Objective:
The entries are to be returned exactly, with images left out.
------------------------------------------------------------
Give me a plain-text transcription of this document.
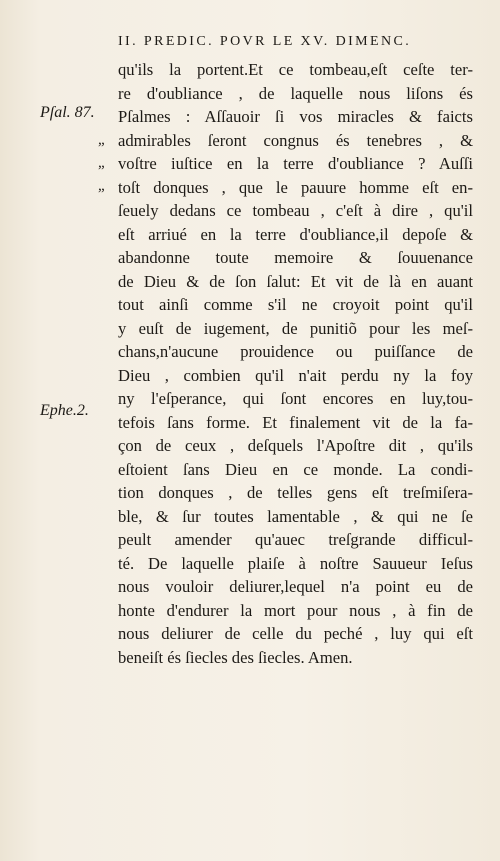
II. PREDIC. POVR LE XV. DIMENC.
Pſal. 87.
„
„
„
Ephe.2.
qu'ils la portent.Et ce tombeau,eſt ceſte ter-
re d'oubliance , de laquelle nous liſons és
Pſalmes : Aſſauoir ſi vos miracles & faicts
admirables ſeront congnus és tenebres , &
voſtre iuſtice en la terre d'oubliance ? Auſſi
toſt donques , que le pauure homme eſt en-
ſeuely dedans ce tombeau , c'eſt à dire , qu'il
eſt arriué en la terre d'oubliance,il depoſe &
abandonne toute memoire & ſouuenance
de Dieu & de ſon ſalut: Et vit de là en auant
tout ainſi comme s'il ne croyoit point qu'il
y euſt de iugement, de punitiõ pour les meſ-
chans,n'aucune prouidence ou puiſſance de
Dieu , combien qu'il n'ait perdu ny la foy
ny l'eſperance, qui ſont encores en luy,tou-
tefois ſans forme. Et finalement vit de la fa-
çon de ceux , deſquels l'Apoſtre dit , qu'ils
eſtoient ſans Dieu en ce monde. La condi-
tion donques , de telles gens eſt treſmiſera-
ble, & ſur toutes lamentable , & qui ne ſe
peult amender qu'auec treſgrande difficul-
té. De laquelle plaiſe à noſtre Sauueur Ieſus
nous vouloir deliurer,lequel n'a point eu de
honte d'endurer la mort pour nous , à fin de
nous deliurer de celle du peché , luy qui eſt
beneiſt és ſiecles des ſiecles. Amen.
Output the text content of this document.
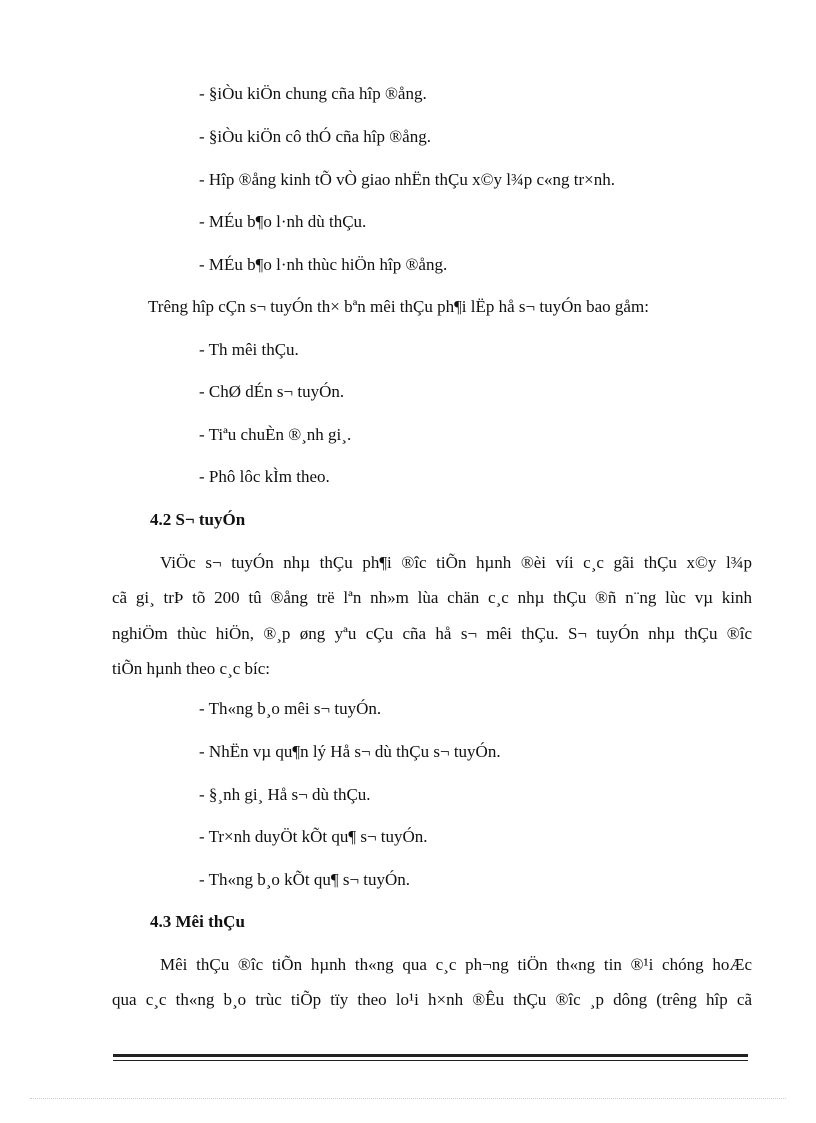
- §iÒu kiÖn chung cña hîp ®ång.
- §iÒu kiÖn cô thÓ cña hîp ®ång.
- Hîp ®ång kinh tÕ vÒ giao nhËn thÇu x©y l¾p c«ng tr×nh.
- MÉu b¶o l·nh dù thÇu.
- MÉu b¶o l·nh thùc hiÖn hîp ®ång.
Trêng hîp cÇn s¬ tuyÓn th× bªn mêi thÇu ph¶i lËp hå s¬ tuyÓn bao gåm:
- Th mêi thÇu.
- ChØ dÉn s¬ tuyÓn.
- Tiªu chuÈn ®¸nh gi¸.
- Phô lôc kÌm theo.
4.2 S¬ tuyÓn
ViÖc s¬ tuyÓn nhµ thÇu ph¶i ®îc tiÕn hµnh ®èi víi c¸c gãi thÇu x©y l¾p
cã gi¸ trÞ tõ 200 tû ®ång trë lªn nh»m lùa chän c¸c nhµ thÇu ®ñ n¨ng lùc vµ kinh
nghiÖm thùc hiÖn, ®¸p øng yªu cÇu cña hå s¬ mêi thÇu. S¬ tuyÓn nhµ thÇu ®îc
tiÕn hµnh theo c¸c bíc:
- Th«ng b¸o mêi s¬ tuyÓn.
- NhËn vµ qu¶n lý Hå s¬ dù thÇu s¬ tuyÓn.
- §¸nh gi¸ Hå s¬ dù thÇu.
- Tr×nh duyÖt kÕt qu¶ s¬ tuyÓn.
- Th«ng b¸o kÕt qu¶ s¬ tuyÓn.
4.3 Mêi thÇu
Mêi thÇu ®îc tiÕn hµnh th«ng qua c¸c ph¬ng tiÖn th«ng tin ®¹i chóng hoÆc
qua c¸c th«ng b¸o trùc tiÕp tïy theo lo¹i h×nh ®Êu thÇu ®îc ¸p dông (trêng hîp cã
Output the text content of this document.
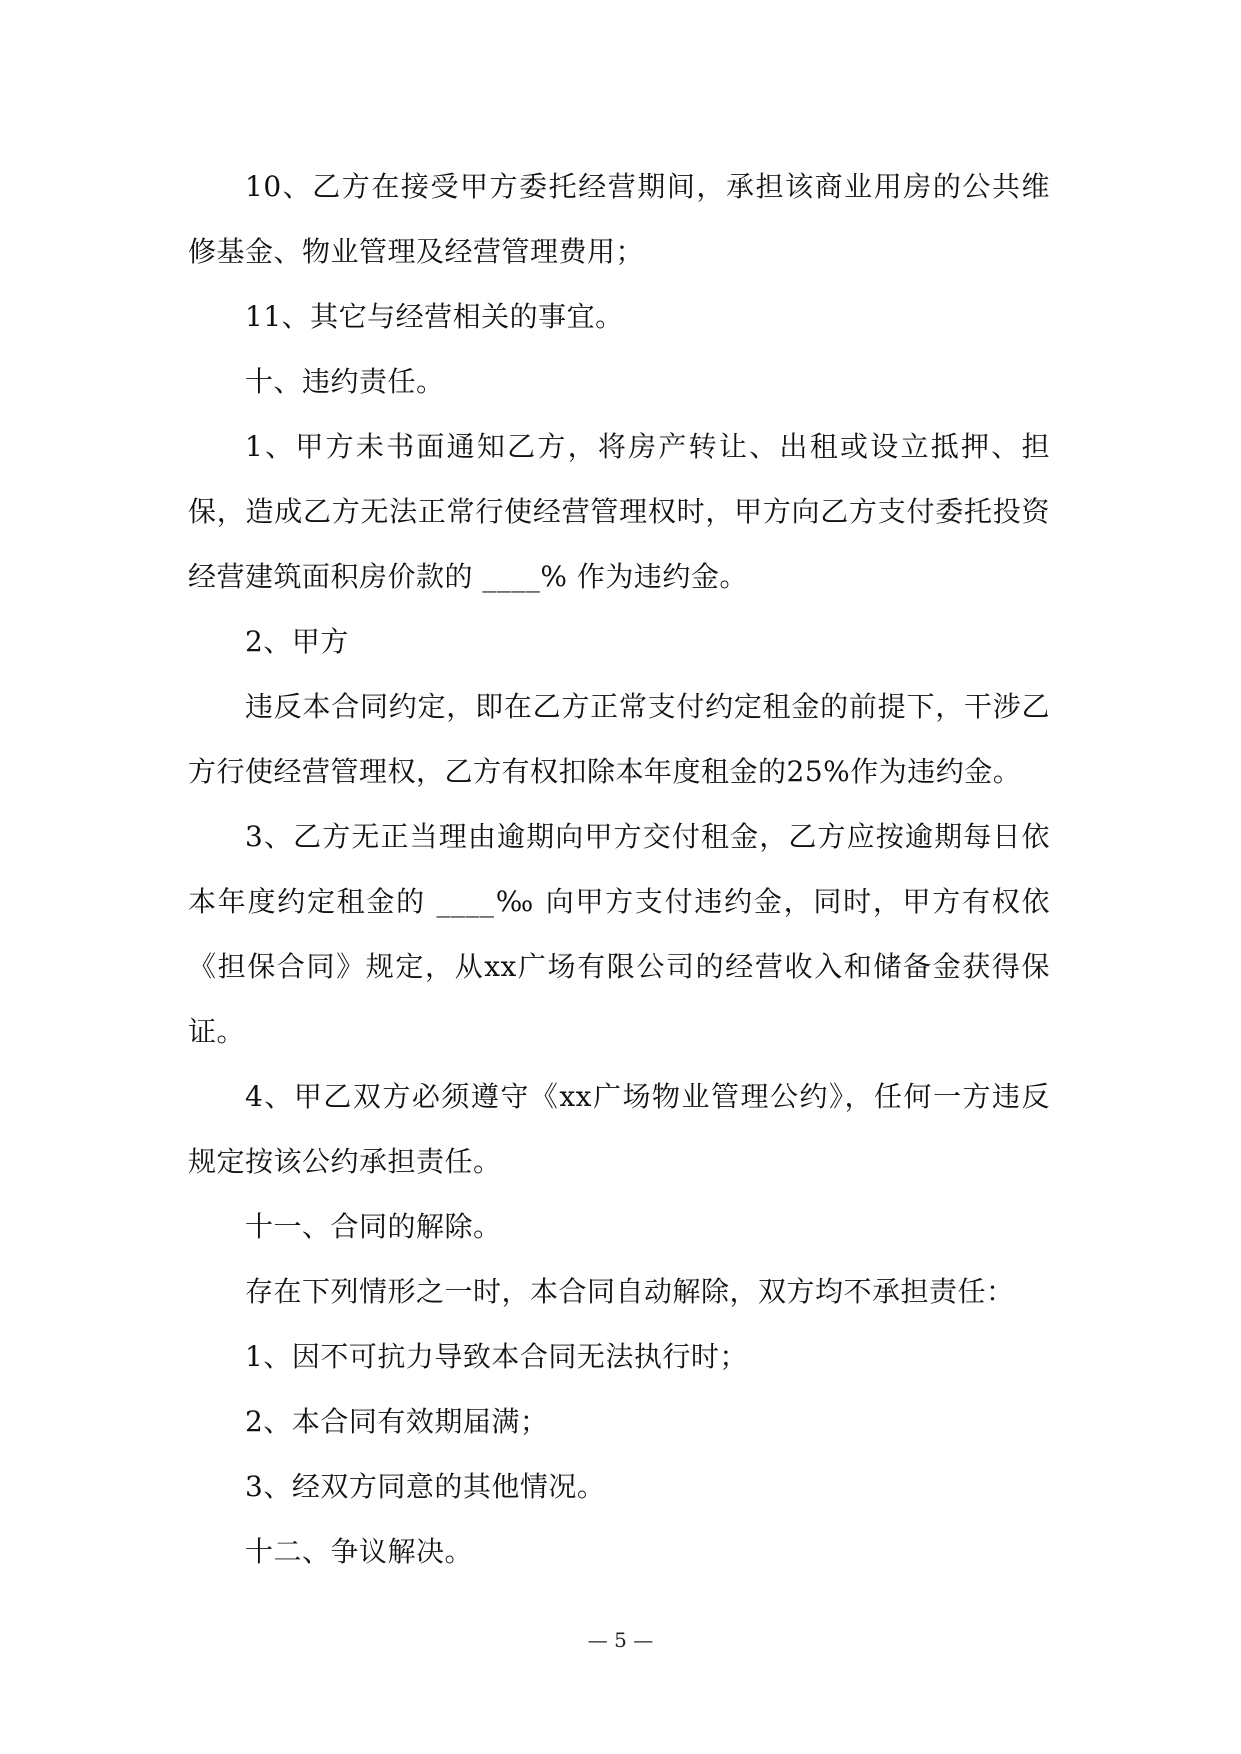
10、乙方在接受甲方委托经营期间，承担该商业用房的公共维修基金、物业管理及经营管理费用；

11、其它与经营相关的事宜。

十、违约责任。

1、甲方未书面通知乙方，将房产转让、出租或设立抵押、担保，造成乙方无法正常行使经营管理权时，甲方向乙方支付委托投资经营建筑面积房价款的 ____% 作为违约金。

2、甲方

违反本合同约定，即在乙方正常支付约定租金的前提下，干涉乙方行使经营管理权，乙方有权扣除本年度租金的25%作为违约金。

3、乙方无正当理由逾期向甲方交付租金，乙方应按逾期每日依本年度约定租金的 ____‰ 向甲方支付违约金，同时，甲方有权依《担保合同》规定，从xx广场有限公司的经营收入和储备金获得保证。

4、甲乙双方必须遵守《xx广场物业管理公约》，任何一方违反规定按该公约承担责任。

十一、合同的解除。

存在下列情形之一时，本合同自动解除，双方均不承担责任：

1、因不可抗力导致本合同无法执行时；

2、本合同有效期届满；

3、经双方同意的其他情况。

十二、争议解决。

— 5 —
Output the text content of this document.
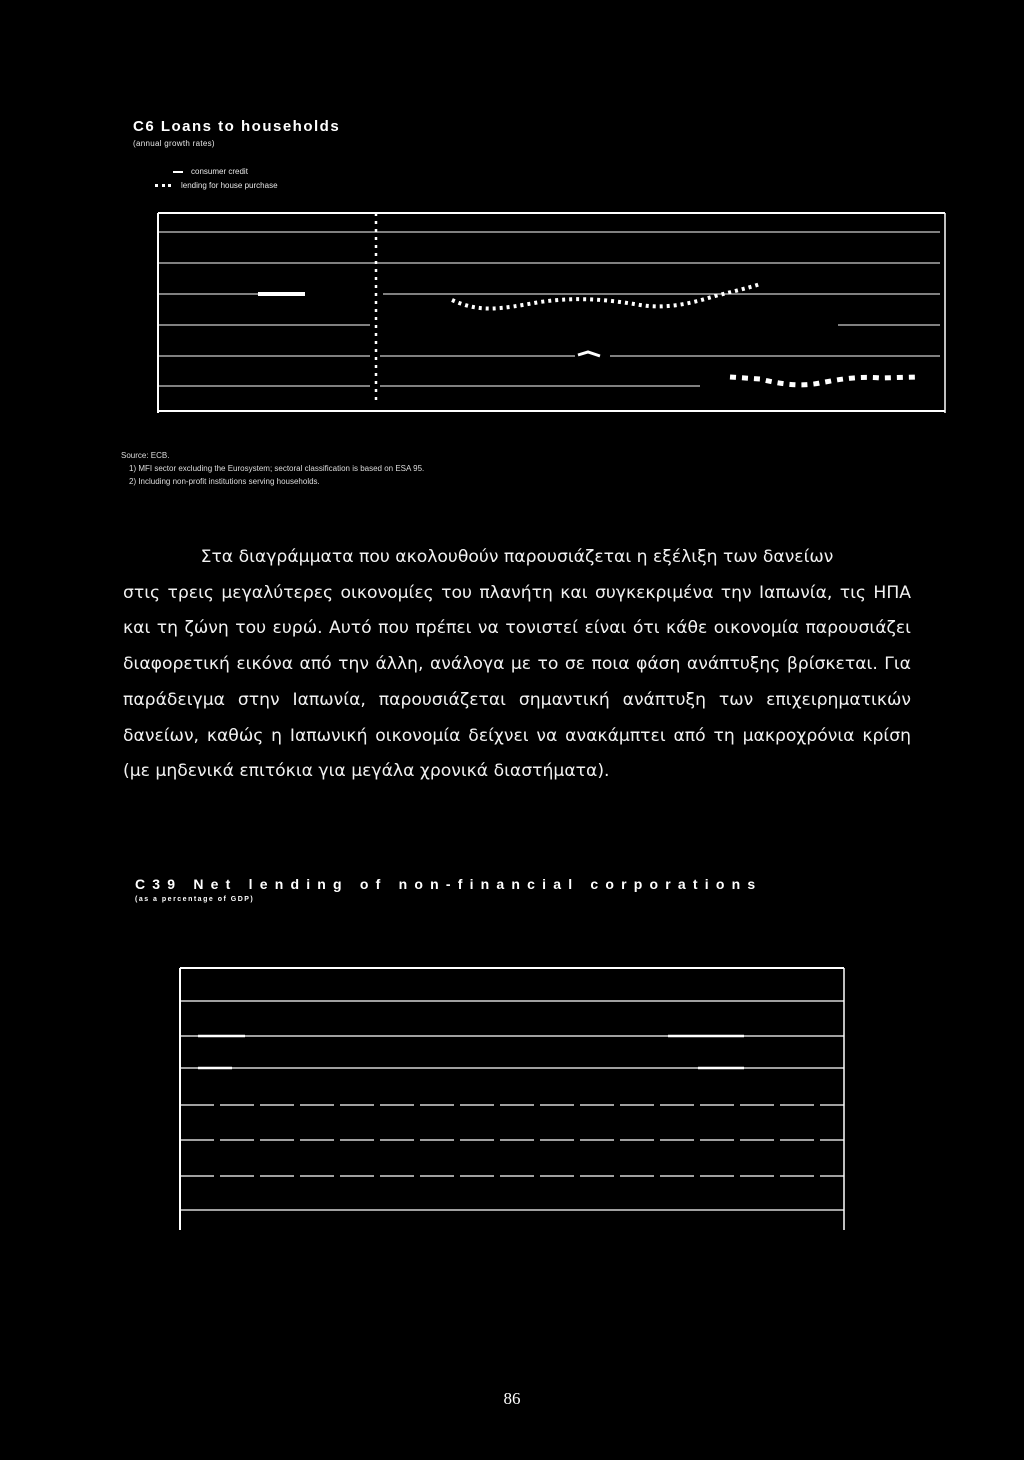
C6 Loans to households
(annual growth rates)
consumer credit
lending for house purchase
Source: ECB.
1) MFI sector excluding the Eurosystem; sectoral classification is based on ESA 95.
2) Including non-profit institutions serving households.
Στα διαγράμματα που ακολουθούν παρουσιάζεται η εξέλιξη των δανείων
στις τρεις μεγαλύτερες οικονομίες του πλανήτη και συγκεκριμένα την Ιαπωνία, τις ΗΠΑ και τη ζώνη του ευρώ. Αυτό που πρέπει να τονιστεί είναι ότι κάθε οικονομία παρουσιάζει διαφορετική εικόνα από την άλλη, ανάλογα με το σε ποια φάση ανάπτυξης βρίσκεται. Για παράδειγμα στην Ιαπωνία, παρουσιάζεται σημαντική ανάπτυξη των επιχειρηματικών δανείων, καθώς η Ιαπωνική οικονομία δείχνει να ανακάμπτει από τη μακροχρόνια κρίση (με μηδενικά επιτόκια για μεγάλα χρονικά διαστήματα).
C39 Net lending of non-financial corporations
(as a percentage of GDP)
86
------------------------------------------------------------
Result of the exercise:
Give me a plain-text transcription of this document.
II. PREDIC. POVR LE XV. DIMENC.
Pſal. 87.
„
„
„
Ephe.2.
qu'ils la portent.Et ce tombeau,eſt ceſte ter-
re d'oubliance , de laquelle nous liſons és
Pſalmes : Aſſauoir ſi vos miracles & faicts
admirables ſeront congnus és tenebres , &
voſtre iuſtice en la terre d'oubliance ? Auſſi
toſt donques , que le pauure homme eſt en-
ſeuely dedans ce tombeau , c'eſt à dire , qu'il
eſt arriué en la terre d'oubliance,il depoſe &
abandonne toute memoire & ſouuenance
de Dieu & de ſon ſalut: Et vit de là en auant
tout ainſi comme s'il ne croyoit point qu'il
y euſt de iugement, de punitiõ pour les meſ-
chans,n'aucune prouidence ou puiſſance de
Dieu , combien qu'il n'ait perdu ny la foy
ny l'eſperance, qui ſont encores en luy,tou-
tefois ſans forme. Et finalement vit de la fa-
çon de ceux , deſquels l'Apoſtre dit , qu'ils
eſtoient ſans Dieu en ce monde. La condi-
tion donques , de telles gens eſt treſmiſera-
ble, & ſur toutes lamentable , & qui ne ſe
peult amender qu'auec treſgrande difficul-
té. De laquelle plaiſe à noſtre Sauueur Ieſus
nous vouloir deliurer,lequel n'a point eu de
honte d'endurer la mort pour nous , à fin de
nous deliurer de celle du peché , luy qui eſt
beneiſt és ſiecles des ſiecles. Amen.
Output the text content of this document.
- §iÒu kiÖn chung cña hîp ®ång.
- §iÒu kiÖn cô thÓ cña hîp ®ång.
- Hîp ®ång kinh tÕ vÒ giao nhËn thÇu x©y l¾p c«ng tr×nh.
- MÉu b¶o l·nh dù thÇu.
- MÉu b¶o l·nh thùc hiÖn hîp ®ång.
Trêng hîp cÇn s¬ tuyÓn th× bªn mêi thÇu ph¶i lËp hå s¬ tuyÓn bao gåm:
- Th mêi thÇu.
- ChØ dÉn s¬ tuyÓn.
- Tiªu chuÈn ®¸nh gi¸.
- Phô lôc kÌm theo.
4.2 S¬ tuyÓn
ViÖc s¬ tuyÓn nhµ thÇu ph¶i ®îc tiÕn hµnh ®èi víi c¸c gãi thÇu x©y l¾p
cã gi¸ trÞ tõ 200 tû ®ång trë lªn nh»m lùa chän c¸c nhµ thÇu ®ñ n¨ng lùc vµ kinh
nghiÖm thùc hiÖn, ®¸p øng yªu cÇu cña hå s¬ mêi thÇu. S¬ tuyÓn nhµ thÇu ®îc
tiÕn hµnh theo c¸c bíc:
- Th«ng b¸o mêi s¬ tuyÓn.
- NhËn vµ qu¶n lý Hå s¬ dù thÇu s¬ tuyÓn.
- §¸nh gi¸ Hå s¬ dù thÇu.
- Tr×nh duyÖt kÕt qu¶ s¬ tuyÓn.
- Th«ng b¸o kÕt qu¶ s¬ tuyÓn.
4.3 Mêi thÇu
Mêi thÇu ®îc tiÕn hµnh th«ng qua c¸c ph¬ng tiÖn th«ng tin ®¹i chóng hoÆc
qua c¸c th«ng b¸o trùc tiÕp tïy theo lo¹i h×nh ®Êu thÇu ®îc ¸p dông (trêng hîp cã
Output the text content of this document.
10、乙方在接受甲方委托经营期间，承担该商业用房的公共维修基金、物业管理及经营管理费用；

11、其它与经营相关的事宜。

十、违约责任。

1、甲方未书面通知乙方，将房产转让、出租或设立抵押、担保，造成乙方无法正常行使经营管理权时，甲方向乙方支付委托投资经营建筑面积房价款的 ____% 作为违约金。

2、甲方

违反本合同约定，即在乙方正常支付约定租金的前提下，干涉乙方行使经营管理权，乙方有权扣除本年度租金的25%作为违约金。

3、乙方无正当理由逾期向甲方交付租金，乙方应按逾期每日依本年度约定租金的 ____‰ 向甲方支付违约金，同时，甲方有权依《担保合同》规定，从xx广场有限公司的经营收入和储备金获得保证。

4、甲乙双方必须遵守《xx广场物业管理公约》，任何一方违反规定按该公约承担责任。

十一、合同的解除。

存在下列情形之一时，本合同自动解除，双方均不承担责任：

1、因不可抗力导致本合同无法执行时；

2、本合同有效期届满；

3、经双方同意的其他情况。

十二、争议解决。

— 5 —
Output the text content of this document.
C6 Loans to households
(annual growth rates)
consumer credit
lending for house purchase
Source: ECB.
1) MFI sector excluding the Eurosystem; sectoral classification is based on ESA 95.
2) Including non-profit institutions serving households.
Στα διαγράμματα που ακολουθούν παρουσιάζεται η εξέλιξη των δανείων
στις τρεις μεγαλύτερες οικονομίες του πλανήτη και συγκεκριμένα την Ιαπωνία, τις ΗΠΑ και τη ζώνη του ευρώ. Αυτό που πρέπει να τονιστεί είναι ότι κάθε οικονομία παρουσιάζει διαφορετική εικόνα από την άλλη, ανάλογα με το σε ποια φάση ανάπτυξης βρίσκεται. Για παράδειγμα στην Ιαπωνία, παρουσιάζεται σημαντική ανάπτυξη των επιχειρηματικών δανείων, καθώς η Ιαπωνική οικονομία δείχνει να ανακάμπτει από τη μακροχρόνια κρίση (με μηδενικά επιτόκια για μεγάλα χρονικά διαστήματα).
C39 Net lending of non-financial corporations
(as a percentage of GDP)
86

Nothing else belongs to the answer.